*** Raw data
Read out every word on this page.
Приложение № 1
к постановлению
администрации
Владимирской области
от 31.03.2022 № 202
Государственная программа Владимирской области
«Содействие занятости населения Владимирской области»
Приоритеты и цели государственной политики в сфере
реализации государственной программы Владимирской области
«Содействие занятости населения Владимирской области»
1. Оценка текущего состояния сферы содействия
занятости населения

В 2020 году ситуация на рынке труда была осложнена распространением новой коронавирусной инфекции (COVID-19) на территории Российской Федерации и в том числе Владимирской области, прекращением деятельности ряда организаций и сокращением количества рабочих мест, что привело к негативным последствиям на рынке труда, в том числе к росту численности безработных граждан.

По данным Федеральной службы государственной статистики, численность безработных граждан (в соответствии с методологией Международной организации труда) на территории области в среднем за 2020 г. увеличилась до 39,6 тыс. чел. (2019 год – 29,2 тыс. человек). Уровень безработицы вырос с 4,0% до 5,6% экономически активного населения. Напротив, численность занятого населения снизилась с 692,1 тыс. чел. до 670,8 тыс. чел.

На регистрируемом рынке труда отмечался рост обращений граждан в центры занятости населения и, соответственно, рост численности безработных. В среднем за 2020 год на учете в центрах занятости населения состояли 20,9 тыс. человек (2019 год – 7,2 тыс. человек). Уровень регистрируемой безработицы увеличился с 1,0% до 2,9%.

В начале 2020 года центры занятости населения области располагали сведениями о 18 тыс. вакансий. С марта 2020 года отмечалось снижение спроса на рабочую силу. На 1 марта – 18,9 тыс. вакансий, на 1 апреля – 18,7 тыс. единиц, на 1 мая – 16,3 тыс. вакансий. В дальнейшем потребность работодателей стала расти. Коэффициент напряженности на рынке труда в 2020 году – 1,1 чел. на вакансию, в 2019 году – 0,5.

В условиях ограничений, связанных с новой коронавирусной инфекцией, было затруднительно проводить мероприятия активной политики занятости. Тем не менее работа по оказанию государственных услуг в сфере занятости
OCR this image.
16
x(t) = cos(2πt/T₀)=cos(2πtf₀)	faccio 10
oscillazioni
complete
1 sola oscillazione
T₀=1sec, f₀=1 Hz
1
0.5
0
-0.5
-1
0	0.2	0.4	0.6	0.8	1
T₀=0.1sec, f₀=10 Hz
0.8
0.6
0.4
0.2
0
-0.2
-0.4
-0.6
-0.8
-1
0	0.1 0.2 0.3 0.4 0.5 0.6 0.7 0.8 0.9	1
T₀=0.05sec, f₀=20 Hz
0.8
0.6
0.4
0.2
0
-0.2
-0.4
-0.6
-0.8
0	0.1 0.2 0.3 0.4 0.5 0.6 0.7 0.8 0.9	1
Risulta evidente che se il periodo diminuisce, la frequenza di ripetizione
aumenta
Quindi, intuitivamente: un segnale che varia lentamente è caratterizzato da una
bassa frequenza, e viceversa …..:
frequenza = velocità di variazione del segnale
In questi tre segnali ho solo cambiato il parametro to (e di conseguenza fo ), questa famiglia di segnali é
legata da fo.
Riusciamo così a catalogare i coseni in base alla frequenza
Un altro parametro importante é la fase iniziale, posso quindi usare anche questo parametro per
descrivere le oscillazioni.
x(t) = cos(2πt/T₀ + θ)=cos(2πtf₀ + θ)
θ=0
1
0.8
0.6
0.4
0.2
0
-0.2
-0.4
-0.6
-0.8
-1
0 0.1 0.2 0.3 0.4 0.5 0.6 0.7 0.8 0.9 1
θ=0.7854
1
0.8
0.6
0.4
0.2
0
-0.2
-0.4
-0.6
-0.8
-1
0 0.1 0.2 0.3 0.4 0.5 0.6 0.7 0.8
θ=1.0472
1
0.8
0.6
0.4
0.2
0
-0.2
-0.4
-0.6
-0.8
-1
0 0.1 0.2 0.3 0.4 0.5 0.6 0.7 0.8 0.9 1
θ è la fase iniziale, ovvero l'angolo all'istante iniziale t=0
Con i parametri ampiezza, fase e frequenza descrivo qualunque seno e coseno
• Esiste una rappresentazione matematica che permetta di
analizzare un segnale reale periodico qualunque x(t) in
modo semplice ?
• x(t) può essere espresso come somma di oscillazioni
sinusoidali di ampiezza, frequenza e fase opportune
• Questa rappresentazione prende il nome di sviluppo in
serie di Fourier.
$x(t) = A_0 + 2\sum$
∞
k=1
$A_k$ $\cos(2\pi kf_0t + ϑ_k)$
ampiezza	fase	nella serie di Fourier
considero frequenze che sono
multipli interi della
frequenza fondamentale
******
- Do this -
From the first line to the last, please quote the material above exactly.

- Exercise output -
Read out every word on this page.
Приложение № 1
к постановлению
администрации
Владимирской области
от 31.03.2022 № 202
Государственная программа Владимирской области
«Содействие занятости населения Владимирской области»
Приоритеты и цели государственной политики в сфере
реализации государственной программы Владимирской области
«Содействие занятости населения Владимирской области»
1. Оценка текущего состояния сферы содействия
занятости населения

В 2020 году ситуация на рынке труда была осложнена распространением новой коронавирусной инфекции (COVID-19) на территории Российской Федерации и в том числе Владимирской области, прекращением деятельности ряда организаций и сокращением количества рабочих мест, что привело к негативным последствиям на рынке труда, в том числе к росту численности безработных граждан.

По данным Федеральной службы государственной статистики, численность безработных граждан (в соответствии с методологией Международной организации труда) на территории области в среднем за 2020 г. увеличилась до 39,6 тыс. чел. (2019 год – 29,2 тыс. человек). Уровень безработицы вырос с 4,0% до 5,6% экономически активного населения. Напротив, численность занятого населения снизилась с 692,1 тыс. чел. до 670,8 тыс. чел.

На регистрируемом рынке труда отмечался рост обращений граждан в центры занятости населения и, соответственно, рост численности безработных. В среднем за 2020 год на учете в центрах занятости населения состояли 20,9 тыс. человек (2019 год – 7,2 тыс. человек). Уровень регистрируемой безработицы увеличился с 1,0% до 2,9%.

В начале 2020 года центры занятости населения области располагали сведениями о 18 тыс. вакансий. С марта 2020 года отмечалось снижение спроса на рабочую силу. На 1 марта – 18,9 тыс. вакансий, на 1 апреля – 18,7 тыс. единиц, на 1 мая – 16,3 тыс. вакансий. В дальнейшем потребность работодателей стала расти. Коэффициент напряженности на рынке труда в 2020 году – 1,1 чел. на вакансию, в 2019 году – 0,5.

В условиях ограничений, связанных с новой коронавирусной инфекцией, было затруднительно проводить мероприятия активной политики занятости. Тем не менее работа по оказанию государственных услуг в сфере занятости
OCR this image.
16
x(t) = cos(2πt/T₀)=cos(2πtf₀)	faccio 10
oscillazioni
complete
1 sola oscillazione
T₀=1sec, f₀=1 Hz
1
0.5
0
-0.5
-1
0	0.2	0.4	0.6	0.8	1
T₀=0.1sec, f₀=10 Hz
0.8
0.6
0.4
0.2
0
-0.2
-0.4
-0.6
-0.8
-1
0	0.1 0.2 0.3 0.4 0.5 0.6 0.7 0.8 0.9	1
T₀=0.05sec, f₀=20 Hz
0.8
0.6
0.4
0.2
0
-0.2
-0.4
-0.6
-0.8
0	0.1 0.2 0.3 0.4 0.5 0.6 0.7 0.8 0.9	1
Risulta evidente che se il periodo diminuisce, la frequenza di ripetizione
aumenta
Quindi, intuitivamente: un segnale che varia lentamente è caratterizzato da una
bassa frequenza, e viceversa …..:
frequenza = velocità di variazione del segnale
In questi tre segnali ho solo cambiato il parametro to (e di conseguenza fo ), questa famiglia di segnali é
legata da fo.
Riusciamo così a catalogare i coseni in base alla frequenza
Un altro parametro importante é la fase iniziale, posso quindi usare anche questo parametro per
descrivere le oscillazioni.
x(t) = cos(2πt/T₀ + θ)=cos(2πtf₀ + θ)
θ=0
1
0.8
0.6
0.4
0.2
0
-0.2
-0.4
-0.6
-0.8
-1
0 0.1 0.2 0.3 0.4 0.5 0.6 0.7 0.8 0.9 1
θ=0.7854
1
0.8
0.6
0.4
0.2
0
-0.2
-0.4
-0.6
-0.8
-1
0 0.1 0.2 0.3 0.4 0.5 0.6 0.7 0.8
θ=1.0472
1
0.8
0.6
0.4
0.2
0
-0.2
-0.4
-0.6
-0.8
-1
0 0.1 0.2 0.3 0.4 0.5 0.6 0.7 0.8 0.9 1
θ è la fase iniziale, ovvero l'angolo all'istante iniziale t=0
Con i parametri ampiezza, fase e frequenza descrivo qualunque seno e coseno
• Esiste una rappresentazione matematica che permetta di
analizzare un segnale reale periodico qualunque x(t) in
modo semplice ?
• x(t) può essere espresso come somma di oscillazioni
sinusoidali di ampiezza, frequenza e fase opportune
• Questa rappresentazione prende il nome di sviluppo in
serie di Fourier.
$x(t) = A_0 + 2\sum$
∞
k=1
$A_k$ $\cos(2\pi kf_0t + ϑ_k)$
ampiezza	fase	nella serie di Fourier
considero frequenze che sono
multipli interi della
frequenza fondamentale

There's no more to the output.